Return verbatim the run of lines that opens with the line holding "Decode this image" and closes with the last line of the records.
── Stored rows ──
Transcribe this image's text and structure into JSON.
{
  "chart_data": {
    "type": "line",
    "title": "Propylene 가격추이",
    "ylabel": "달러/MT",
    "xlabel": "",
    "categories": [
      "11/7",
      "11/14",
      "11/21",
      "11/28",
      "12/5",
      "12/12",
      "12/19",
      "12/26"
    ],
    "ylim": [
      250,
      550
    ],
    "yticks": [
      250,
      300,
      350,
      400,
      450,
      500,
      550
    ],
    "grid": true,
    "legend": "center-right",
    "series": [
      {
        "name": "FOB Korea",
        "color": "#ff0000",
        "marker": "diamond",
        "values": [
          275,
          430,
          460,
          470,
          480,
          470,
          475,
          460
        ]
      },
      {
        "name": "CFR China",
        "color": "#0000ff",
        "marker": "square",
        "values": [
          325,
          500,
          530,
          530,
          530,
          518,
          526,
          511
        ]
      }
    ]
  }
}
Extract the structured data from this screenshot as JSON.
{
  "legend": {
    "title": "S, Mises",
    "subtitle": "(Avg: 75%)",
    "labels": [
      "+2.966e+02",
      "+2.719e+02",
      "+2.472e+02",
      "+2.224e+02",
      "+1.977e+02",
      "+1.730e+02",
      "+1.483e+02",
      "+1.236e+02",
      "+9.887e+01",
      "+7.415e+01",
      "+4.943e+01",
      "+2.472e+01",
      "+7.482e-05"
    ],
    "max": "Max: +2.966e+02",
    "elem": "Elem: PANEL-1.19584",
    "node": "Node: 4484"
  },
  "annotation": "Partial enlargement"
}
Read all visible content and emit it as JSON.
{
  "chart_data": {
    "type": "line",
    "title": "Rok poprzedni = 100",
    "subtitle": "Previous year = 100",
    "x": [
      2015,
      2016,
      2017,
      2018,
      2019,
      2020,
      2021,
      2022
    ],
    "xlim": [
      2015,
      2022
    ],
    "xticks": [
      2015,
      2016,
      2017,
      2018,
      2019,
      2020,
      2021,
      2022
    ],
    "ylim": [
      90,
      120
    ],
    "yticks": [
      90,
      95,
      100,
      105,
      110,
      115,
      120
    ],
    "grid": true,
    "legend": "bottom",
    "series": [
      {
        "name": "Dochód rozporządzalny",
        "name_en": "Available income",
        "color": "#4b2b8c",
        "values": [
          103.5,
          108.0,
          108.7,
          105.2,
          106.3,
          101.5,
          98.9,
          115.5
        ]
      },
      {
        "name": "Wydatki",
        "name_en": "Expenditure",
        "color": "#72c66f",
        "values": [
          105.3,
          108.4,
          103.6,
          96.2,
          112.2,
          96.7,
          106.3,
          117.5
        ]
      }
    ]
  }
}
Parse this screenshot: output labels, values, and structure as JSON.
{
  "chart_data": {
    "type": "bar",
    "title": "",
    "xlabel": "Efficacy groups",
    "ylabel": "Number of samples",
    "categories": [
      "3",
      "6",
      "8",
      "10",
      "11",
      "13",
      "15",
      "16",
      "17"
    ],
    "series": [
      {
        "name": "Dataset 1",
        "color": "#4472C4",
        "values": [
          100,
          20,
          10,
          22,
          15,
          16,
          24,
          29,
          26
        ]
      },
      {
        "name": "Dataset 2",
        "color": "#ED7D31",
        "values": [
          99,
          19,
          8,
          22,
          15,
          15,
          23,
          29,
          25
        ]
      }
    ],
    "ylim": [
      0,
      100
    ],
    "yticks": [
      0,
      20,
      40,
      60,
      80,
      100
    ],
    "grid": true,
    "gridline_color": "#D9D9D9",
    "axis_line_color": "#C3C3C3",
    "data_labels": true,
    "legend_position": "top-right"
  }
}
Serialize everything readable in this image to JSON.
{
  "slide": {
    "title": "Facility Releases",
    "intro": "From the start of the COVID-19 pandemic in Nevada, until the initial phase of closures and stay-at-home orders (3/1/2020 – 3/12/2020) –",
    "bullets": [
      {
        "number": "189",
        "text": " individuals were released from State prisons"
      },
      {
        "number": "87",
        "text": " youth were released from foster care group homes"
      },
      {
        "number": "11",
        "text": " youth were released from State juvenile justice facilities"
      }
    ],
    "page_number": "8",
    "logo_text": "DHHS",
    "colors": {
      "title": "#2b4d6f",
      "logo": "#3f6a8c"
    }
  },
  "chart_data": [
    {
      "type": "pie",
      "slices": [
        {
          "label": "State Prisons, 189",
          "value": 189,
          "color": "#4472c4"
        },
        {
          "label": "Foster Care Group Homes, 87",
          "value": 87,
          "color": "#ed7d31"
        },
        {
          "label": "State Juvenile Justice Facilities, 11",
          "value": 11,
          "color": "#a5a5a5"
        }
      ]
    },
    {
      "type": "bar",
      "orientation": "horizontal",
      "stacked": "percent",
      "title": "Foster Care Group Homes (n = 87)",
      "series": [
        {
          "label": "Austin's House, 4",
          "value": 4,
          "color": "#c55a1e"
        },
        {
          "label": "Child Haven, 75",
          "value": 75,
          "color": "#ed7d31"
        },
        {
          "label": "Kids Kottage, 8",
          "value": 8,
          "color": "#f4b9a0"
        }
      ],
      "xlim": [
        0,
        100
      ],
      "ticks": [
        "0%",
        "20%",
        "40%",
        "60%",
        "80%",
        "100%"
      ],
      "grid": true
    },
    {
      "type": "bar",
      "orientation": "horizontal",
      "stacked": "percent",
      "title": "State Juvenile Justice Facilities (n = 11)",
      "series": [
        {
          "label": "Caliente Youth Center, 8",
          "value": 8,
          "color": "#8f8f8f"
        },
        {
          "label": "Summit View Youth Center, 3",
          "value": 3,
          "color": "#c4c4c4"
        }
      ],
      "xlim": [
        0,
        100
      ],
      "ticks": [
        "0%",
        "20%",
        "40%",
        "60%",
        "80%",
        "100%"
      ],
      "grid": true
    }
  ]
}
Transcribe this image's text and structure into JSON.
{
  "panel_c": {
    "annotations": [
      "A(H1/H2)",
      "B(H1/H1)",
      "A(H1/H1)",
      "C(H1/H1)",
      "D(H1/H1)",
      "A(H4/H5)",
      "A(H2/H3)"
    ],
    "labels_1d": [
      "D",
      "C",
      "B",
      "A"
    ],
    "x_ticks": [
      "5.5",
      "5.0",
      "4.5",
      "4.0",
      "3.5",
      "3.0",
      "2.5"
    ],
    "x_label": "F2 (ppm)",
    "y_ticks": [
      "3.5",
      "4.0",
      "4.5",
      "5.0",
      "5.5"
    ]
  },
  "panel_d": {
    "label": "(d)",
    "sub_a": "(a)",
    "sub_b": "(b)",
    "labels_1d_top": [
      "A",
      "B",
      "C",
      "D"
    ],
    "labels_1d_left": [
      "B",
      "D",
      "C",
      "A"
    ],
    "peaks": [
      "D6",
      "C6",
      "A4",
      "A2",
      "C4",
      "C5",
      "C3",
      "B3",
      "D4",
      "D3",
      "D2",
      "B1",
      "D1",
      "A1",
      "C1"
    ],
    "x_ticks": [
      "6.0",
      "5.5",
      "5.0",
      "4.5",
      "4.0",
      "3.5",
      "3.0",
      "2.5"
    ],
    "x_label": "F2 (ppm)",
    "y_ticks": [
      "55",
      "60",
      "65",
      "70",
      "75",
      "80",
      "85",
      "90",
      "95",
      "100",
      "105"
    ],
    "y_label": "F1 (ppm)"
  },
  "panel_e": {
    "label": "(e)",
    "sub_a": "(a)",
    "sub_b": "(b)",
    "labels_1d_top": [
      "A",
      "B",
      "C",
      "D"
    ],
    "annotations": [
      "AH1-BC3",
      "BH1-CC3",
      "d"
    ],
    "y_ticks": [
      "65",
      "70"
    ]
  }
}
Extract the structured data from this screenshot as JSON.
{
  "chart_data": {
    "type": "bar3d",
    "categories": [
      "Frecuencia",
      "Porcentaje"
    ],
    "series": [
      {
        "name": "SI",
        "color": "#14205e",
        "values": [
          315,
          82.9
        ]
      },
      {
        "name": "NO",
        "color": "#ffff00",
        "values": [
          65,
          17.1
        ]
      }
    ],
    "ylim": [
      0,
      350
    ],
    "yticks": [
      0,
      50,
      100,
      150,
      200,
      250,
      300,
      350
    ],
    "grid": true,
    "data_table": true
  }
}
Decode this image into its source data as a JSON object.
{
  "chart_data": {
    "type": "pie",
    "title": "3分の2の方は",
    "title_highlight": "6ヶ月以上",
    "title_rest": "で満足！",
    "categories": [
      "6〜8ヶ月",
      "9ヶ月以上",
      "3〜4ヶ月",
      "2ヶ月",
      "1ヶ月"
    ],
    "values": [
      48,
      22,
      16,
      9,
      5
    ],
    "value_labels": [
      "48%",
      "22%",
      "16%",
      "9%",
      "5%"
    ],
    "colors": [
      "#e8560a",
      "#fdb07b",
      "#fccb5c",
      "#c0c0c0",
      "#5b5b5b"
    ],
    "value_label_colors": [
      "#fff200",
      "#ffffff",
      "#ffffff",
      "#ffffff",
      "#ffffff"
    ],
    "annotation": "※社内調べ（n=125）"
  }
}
───
Written solution:
Decode this image into its source data as a JSON object.
{
  "chart_data": {
    "type": "pie",
    "title": "3分の2の方は",
    "title_highlight": "6ヶ月以上",
    "title_rest": "で満足！",
    "categories": [
      "6〜8ヶ月",
      "9ヶ月以上",
      "3〜4ヶ月",
      "2ヶ月",
      "1ヶ月"
    ],
    "values": [
      48,
      22,
      16,
      9,
      5
    ],
    "value_labels": [
      "48%",
      "22%",
      "16%",
      "9%",
      "5%"
    ],
    "colors": [
      "#e8560a",
      "#fdb07b",
      "#fccb5c",
      "#c0c0c0",
      "#5b5b5b"
    ],
    "value_label_colors": [
      "#fff200",
      "#ffffff",
      "#ffffff",
      "#ffffff",
      "#ffffff"
    ],
    "annotation": "※社内調べ（n=125）"
  }
}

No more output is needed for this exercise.